_Data records_
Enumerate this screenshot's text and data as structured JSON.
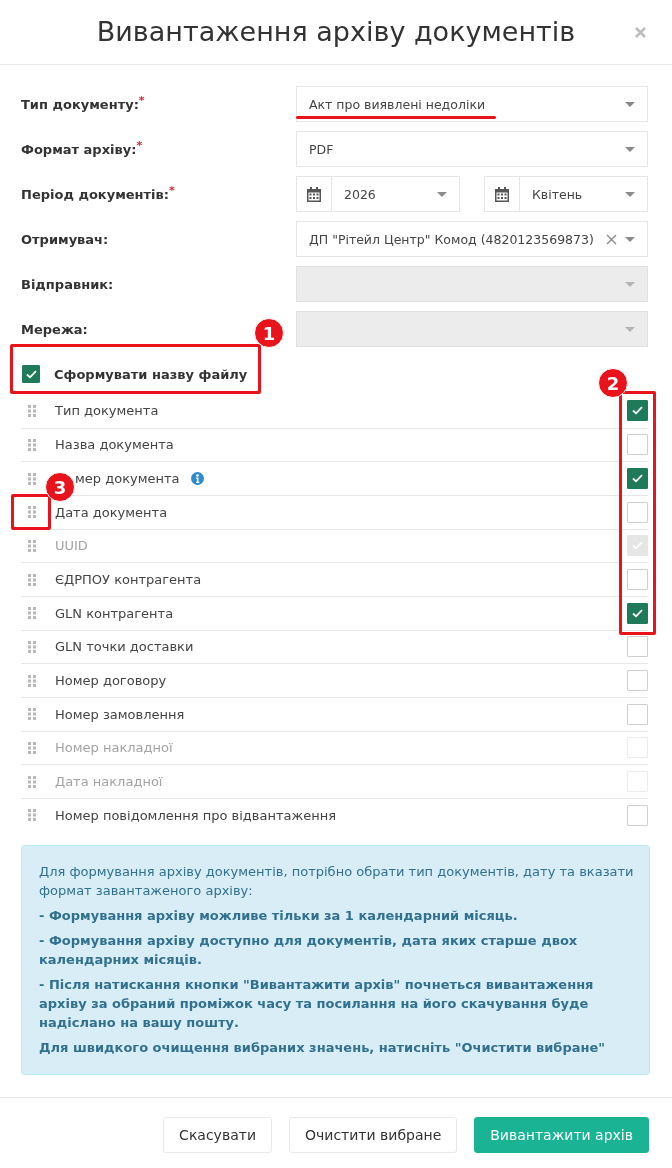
{
  "dialog": {
    "title": "Вивантаження архіву документів"
  },
  "form": {
    "fields": [
      {
        "kind": "select",
        "label": "Тип документу:$^{*}$",
        "value": "Акт про виявлені недоліки",
        "disabled": false,
        "clearable": false
      },
      {
        "kind": "select",
        "label": "Формат архіву:$^{*}$",
        "value": "PDF",
        "disabled": false,
        "clearable": false
      },
      {
        "kind": "period",
        "label": "Період документів:$^{*}$",
        "parts": [
          {
            "value": "2026"
          },
          {
            "value": "Квітень"
          }
        ]
      },
      {
        "kind": "select",
        "label": "Отримувач:",
        "value": "ДП \"Рітейл Центр\" Комод (4820123569873)",
        "disabled": false,
        "clearable": true
      },
      {
        "kind": "select",
        "label": "Відправник:",
        "disabled": true,
        "clearable": false
      },
      {
        "kind": "select",
        "label": "Мережа:",
        "disabled": true,
        "clearable": false
      }
    ]
  },
  "filename": {
    "label": "Сформувати назву файлу",
    "checked": true
  },
  "name_parts": [
    {
      "label": "Тип документа",
      "checked": true,
      "disabled": false,
      "info": false
    },
    {
      "label": "Назва документа",
      "checked": false,
      "disabled": false,
      "info": false
    },
    {
      "label": "мер документа",
      "checked": true,
      "disabled": false,
      "info": true
    },
    {
      "label": "Дата документа",
      "checked": false,
      "disabled": false,
      "info": false
    },
    {
      "label": "UUID",
      "checked": true,
      "disabled": true,
      "info": false
    },
    {
      "label": "ЄДРПОУ контрагента",
      "checked": false,
      "disabled": false,
      "info": false
    },
    {
      "label": "GLN контрагента",
      "checked": true,
      "disabled": false,
      "info": false
    },
    {
      "label": "GLN точки доставки",
      "checked": false,
      "disabled": false,
      "info": false
    },
    {
      "label": "Номер договору",
      "checked": false,
      "disabled": false,
      "info": false
    },
    {
      "label": "Номер замовлення",
      "checked": false,
      "disabled": false,
      "info": false
    },
    {
      "label": "Номер накладної",
      "checked": false,
      "disabled": true,
      "info": false
    },
    {
      "label": "Дата накладної",
      "checked": false,
      "disabled": true,
      "info": false
    },
    {
      "label": "Номер повідомлення про відвантаження",
      "checked": false,
      "disabled": false,
      "info": false
    }
  ],
  "notice": {
    "paragraphs": [
      {
        "text": "Для формування архіву документів, потрібно обрати тип документів, дату та вказати формат завантаженого архіву:",
        "bold": false
      },
      {
        "text": "- Формування архіву можливе тільки за 1 календарний місяць.",
        "bold": true
      },
      {
        "text": "- Формування архіву доступно для документів, дата яких старше двох календарних місяців.",
        "bold": true
      },
      {
        "text": "- Після натискання кнопки \"Вивантажити архів\" почнеться вивантаження архіву за обраний проміжок часу та посилання на його скачування буде надіслано на вашу пошту.",
        "bold": true
      },
      {
        "text": "Для швидкого очищення вибраних значень, натисніть \"Очистити вибране\"",
        "bold": true
      }
    ]
  },
  "buttons": [
    {
      "label": "Скасувати",
      "kind": "default"
    },
    {
      "label": "Очистити вибране",
      "kind": "default"
    },
    {
      "label": "Вивантажити архів",
      "kind": "primary"
    }
  ],
  "annotations": [
    {
      "kind": "underline"
    },
    {
      "kind": "frame",
      "number": "1"
    },
    {
      "kind": "frame",
      "number": "2"
    },
    {
      "kind": "frame",
      "number": "3"
    }
  ]
}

_Stated problem_
Skip the images and write out the rest of the listing exactly.

_Completed task_
Enumerate this screenshot's text and data as structured JSON.
{
  "dialog": {
    "title": "Вивантаження архіву документів"
  },
  "form": {
    "fields": [
      {
        "kind": "select",
        "label": "Тип документу:$^{*}$",
        "value": "Акт про виявлені недоліки",
        "disabled": false,
        "clearable": false
      },
      {
        "kind": "select",
        "label": "Формат архіву:$^{*}$",
        "value": "PDF",
        "disabled": false,
        "clearable": false
      },
      {
        "kind": "period",
        "label": "Період документів:$^{*}$",
        "parts": [
          {
            "value": "2026"
          },
          {
            "value": "Квітень"
          }
        ]
      },
      {
        "kind": "select",
        "label": "Отримувач:",
        "value": "ДП \"Рітейл Центр\" Комод (4820123569873)",
        "disabled": false,
        "clearable": true
      },
      {
        "kind": "select",
        "label": "Відправник:",
        "disabled": true,
        "clearable": false
      },
      {
        "kind": "select",
        "label": "Мережа:",
        "disabled": true,
        "clearable": false
      }
    ]
  },
  "filename": {
    "label": "Сформувати назву файлу",
    "checked": true
  },
  "name_parts": [
    {
      "label": "Тип документа",
      "checked": true,
      "disabled": false,
      "info": false
    },
    {
      "label": "Назва документа",
      "checked": false,
      "disabled": false,
      "info": false
    },
    {
      "label": "мер документа",
      "checked": true,
      "disabled": false,
      "info": true
    },
    {
      "label": "Дата документа",
      "checked": false,
      "disabled": false,
      "info": false
    },
    {
      "label": "UUID",
      "checked": true,
      "disabled": true,
      "info": false
    },
    {
      "label": "ЄДРПОУ контрагента",
      "checked": false,
      "disabled": false,
      "info": false
    },
    {
      "label": "GLN контрагента",
      "checked": true,
      "disabled": false,
      "info": false
    },
    {
      "label": "GLN точки доставки",
      "checked": false,
      "disabled": false,
      "info": false
    },
    {
      "label": "Номер договору",
      "checked": false,
      "disabled": false,
      "info": false
    },
    {
      "label": "Номер замовлення",
      "checked": false,
      "disabled": false,
      "info": false
    },
    {
      "label": "Номер накладної",
      "checked": false,
      "disabled": true,
      "info": false
    },
    {
      "label": "Дата накладної",
      "checked": false,
      "disabled": true,
      "info": false
    },
    {
      "label": "Номер повідомлення про відвантаження",
      "checked": false,
      "disabled": false,
      "info": false
    }
  ],
  "notice": {
    "paragraphs": [
      {
        "text": "Для формування архіву документів, потрібно обрати тип документів, дату та вказати формат завантаженого архіву:",
        "bold": false
      },
      {
        "text": "- Формування архіву можливе тільки за 1 календарний місяць.",
        "bold": true
      },
      {
        "text": "- Формування архіву доступно для документів, дата яких старше двох календарних місяців.",
        "bold": true
      },
      {
        "text": "- Після натискання кнопки \"Вивантажити архів\" почнеться вивантаження архіву за обраний проміжок часу та посилання на його скачування буде надіслано на вашу пошту.",
        "bold": true
      },
      {
        "text": "Для швидкого очищення вибраних значень, натисніть \"Очистити вибране\"",
        "bold": true
      }
    ]
  },
  "buttons": [
    {
      "label": "Скасувати",
      "kind": "default"
    },
    {
      "label": "Очистити вибране",
      "kind": "default"
    },
    {
      "label": "Вивантажити архів",
      "kind": "primary"
    }
  ],
  "annotations": [
    {
      "kind": "underline"
    },
    {
      "kind": "frame",
      "number": "1"
    },
    {
      "kind": "frame",
      "number": "2"
    },
    {
      "kind": "frame",
      "number": "3"
    }
  ]
}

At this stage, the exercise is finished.